Given problem: Extract the full set of records, then give each one again exactly.

╭─ Data section

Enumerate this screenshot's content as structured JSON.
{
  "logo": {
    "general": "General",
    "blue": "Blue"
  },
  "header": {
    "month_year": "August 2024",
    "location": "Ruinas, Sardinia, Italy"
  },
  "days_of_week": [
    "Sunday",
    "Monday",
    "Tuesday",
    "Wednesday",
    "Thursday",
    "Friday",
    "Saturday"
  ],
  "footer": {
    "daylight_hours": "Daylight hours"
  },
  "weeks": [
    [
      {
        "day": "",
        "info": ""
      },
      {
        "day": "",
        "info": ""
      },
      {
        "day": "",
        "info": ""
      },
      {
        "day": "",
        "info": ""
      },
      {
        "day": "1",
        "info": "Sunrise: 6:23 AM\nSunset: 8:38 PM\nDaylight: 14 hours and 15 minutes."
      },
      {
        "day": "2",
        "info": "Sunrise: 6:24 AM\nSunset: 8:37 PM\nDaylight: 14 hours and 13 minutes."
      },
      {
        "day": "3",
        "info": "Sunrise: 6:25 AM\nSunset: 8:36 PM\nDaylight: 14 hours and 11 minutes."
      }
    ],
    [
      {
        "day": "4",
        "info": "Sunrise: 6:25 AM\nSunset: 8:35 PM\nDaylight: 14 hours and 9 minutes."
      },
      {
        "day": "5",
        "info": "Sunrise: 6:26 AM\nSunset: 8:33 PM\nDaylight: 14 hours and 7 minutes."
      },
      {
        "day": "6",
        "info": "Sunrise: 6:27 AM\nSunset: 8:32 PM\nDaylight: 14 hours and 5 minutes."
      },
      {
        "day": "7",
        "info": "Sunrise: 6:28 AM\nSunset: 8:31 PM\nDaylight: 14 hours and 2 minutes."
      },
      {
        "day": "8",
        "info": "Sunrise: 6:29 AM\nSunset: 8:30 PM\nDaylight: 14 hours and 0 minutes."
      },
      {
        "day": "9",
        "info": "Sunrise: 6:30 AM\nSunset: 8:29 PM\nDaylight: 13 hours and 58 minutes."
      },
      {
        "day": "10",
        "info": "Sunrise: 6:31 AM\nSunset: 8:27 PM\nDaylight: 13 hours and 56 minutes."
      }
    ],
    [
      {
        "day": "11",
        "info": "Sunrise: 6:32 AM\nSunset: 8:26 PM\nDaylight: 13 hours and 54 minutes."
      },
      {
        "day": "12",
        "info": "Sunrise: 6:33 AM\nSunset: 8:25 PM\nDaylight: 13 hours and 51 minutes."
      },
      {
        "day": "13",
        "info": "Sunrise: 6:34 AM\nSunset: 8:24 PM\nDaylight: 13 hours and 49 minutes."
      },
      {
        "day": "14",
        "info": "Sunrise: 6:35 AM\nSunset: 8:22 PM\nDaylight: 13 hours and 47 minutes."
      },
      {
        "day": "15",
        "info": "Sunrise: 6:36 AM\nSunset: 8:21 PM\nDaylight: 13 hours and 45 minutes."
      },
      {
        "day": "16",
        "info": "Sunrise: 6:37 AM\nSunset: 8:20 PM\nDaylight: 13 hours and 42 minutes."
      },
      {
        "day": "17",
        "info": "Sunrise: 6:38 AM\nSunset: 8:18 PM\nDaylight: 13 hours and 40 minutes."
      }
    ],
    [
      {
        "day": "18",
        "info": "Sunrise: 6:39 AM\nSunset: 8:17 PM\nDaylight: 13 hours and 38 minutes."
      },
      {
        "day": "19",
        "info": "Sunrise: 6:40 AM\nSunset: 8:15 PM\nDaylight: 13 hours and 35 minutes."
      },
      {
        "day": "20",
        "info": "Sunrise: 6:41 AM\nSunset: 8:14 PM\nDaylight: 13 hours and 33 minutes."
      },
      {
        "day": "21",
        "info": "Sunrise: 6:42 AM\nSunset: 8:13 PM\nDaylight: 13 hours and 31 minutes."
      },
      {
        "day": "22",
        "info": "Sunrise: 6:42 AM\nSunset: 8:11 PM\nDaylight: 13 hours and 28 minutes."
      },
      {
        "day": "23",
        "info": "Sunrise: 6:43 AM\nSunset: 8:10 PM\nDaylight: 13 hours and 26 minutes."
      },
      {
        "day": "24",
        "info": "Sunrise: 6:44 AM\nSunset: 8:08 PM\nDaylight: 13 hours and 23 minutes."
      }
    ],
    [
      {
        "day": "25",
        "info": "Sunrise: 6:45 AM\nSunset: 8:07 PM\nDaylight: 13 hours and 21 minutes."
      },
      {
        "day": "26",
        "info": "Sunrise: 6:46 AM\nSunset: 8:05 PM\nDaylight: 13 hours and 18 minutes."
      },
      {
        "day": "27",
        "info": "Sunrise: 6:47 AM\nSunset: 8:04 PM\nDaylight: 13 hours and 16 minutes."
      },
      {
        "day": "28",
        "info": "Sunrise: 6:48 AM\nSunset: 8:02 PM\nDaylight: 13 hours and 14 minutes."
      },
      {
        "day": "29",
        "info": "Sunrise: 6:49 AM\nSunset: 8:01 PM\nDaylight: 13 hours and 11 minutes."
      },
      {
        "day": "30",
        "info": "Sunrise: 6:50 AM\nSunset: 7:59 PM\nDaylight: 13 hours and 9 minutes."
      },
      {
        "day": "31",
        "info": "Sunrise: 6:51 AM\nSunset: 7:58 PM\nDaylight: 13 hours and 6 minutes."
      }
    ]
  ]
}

╰─

Task output:
Enumerate this screenshot's content as structured JSON.
{
  "logo": {
    "general": "General",
    "blue": "Blue"
  },
  "header": {
    "month_year": "August 2024",
    "location": "Ruinas, Sardinia, Italy"
  },
  "days_of_week": [
    "Sunday",
    "Monday",
    "Tuesday",
    "Wednesday",
    "Thursday",
    "Friday",
    "Saturday"
  ],
  "footer": {
    "daylight_hours": "Daylight hours"
  },
  "weeks": [
    [
      {
        "day": "",
        "info": ""
      },
      {
        "day": "",
        "info": ""
      },
      {
        "day": "",
        "info": ""
      },
      {
        "day": "",
        "info": ""
      },
      {
        "day": "1",
        "info": "Sunrise: 6:23 AM\nSunset: 8:38 PM\nDaylight: 14 hours and 15 minutes."
      },
      {
        "day": "2",
        "info": "Sunrise: 6:24 AM\nSunset: 8:37 PM\nDaylight: 14 hours and 13 minutes."
      },
      {
        "day": "3",
        "info": "Sunrise: 6:25 AM\nSunset: 8:36 PM\nDaylight: 14 hours and 11 minutes."
      }
    ],
    [
      {
        "day": "4",
        "info": "Sunrise: 6:25 AM\nSunset: 8:35 PM\nDaylight: 14 hours and 9 minutes."
      },
      {
        "day": "5",
        "info": "Sunrise: 6:26 AM\nSunset: 8:33 PM\nDaylight: 14 hours and 7 minutes."
      },
      {
        "day": "6",
        "info": "Sunrise: 6:27 AM\nSunset: 8:32 PM\nDaylight: 14 hours and 5 minutes."
      },
      {
        "day": "7",
        "info": "Sunrise: 6:28 AM\nSunset: 8:31 PM\nDaylight: 14 hours and 2 minutes."
      },
      {
        "day": "8",
        "info": "Sunrise: 6:29 AM\nSunset: 8:30 PM\nDaylight: 14 hours and 0 minutes."
      },
      {
        "day": "9",
        "info": "Sunrise: 6:30 AM\nSunset: 8:29 PM\nDaylight: 13 hours and 58 minutes."
      },
      {
        "day": "10",
        "info": "Sunrise: 6:31 AM\nSunset: 8:27 PM\nDaylight: 13 hours and 56 minutes."
      }
    ],
    [
      {
        "day": "11",
        "info": "Sunrise: 6:32 AM\nSunset: 8:26 PM\nDaylight: 13 hours and 54 minutes."
      },
      {
        "day": "12",
        "info": "Sunrise: 6:33 AM\nSunset: 8:25 PM\nDaylight: 13 hours and 51 minutes."
      },
      {
        "day": "13",
        "info": "Sunrise: 6:34 AM\nSunset: 8:24 PM\nDaylight: 13 hours and 49 minutes."
      },
      {
        "day": "14",
        "info": "Sunrise: 6:35 AM\nSunset: 8:22 PM\nDaylight: 13 hours and 47 minutes."
      },
      {
        "day": "15",
        "info": "Sunrise: 6:36 AM\nSunset: 8:21 PM\nDaylight: 13 hours and 45 minutes."
      },
      {
        "day": "16",
        "info": "Sunrise: 6:37 AM\nSunset: 8:20 PM\nDaylight: 13 hours and 42 minutes."
      },
      {
        "day": "17",
        "info": "Sunrise: 6:38 AM\nSunset: 8:18 PM\nDaylight: 13 hours and 40 minutes."
      }
    ],
    [
      {
        "day": "18",
        "info": "Sunrise: 6:39 AM\nSunset: 8:17 PM\nDaylight: 13 hours and 38 minutes."
      },
      {
        "day": "19",
        "info": "Sunrise: 6:40 AM\nSunset: 8:15 PM\nDaylight: 13 hours and 35 minutes."
      },
      {
        "day": "20",
        "info": "Sunrise: 6:41 AM\nSunset: 8:14 PM\nDaylight: 13 hours and 33 minutes."
      },
      {
        "day": "21",
        "info": "Sunrise: 6:42 AM\nSunset: 8:13 PM\nDaylight: 13 hours and 31 minutes."
      },
      {
        "day": "22",
        "info": "Sunrise: 6:42 AM\nSunset: 8:11 PM\nDaylight: 13 hours and 28 minutes."
      },
      {
        "day": "23",
        "info": "Sunrise: 6:43 AM\nSunset: 8:10 PM\nDaylight: 13 hours and 26 minutes."
      },
      {
        "day": "24",
        "info": "Sunrise: 6:44 AM\nSunset: 8:08 PM\nDaylight: 13 hours and 23 minutes."
      }
    ],
    [
      {
        "day": "25",
        "info": "Sunrise: 6:45 AM\nSunset: 8:07 PM\nDaylight: 13 hours and 21 minutes."
      },
      {
        "day": "26",
        "info": "Sunrise: 6:46 AM\nSunset: 8:05 PM\nDaylight: 13 hours and 18 minutes."
      },
      {
        "day": "27",
        "info": "Sunrise: 6:47 AM\nSunset: 8:04 PM\nDaylight: 13 hours and 16 minutes."
      },
      {
        "day": "28",
        "info": "Sunrise: 6:48 AM\nSunset: 8:02 PM\nDaylight: 13 hours and 14 minutes."
      },
      {
        "day": "29",
        "info": "Sunrise: 6:49 AM\nSunset: 8:01 PM\nDaylight: 13 hours and 11 minutes."
      },
      {
        "day": "30",
        "info": "Sunrise: 6:50 AM\nSunset: 7:59 PM\nDaylight: 13 hours and 9 minutes."
      },
      {
        "day": "31",
        "info": "Sunrise: 6:51 AM\nSunset: 7:58 PM\nDaylight: 13 hours and 6 minutes."
      }
    ]
  ]
}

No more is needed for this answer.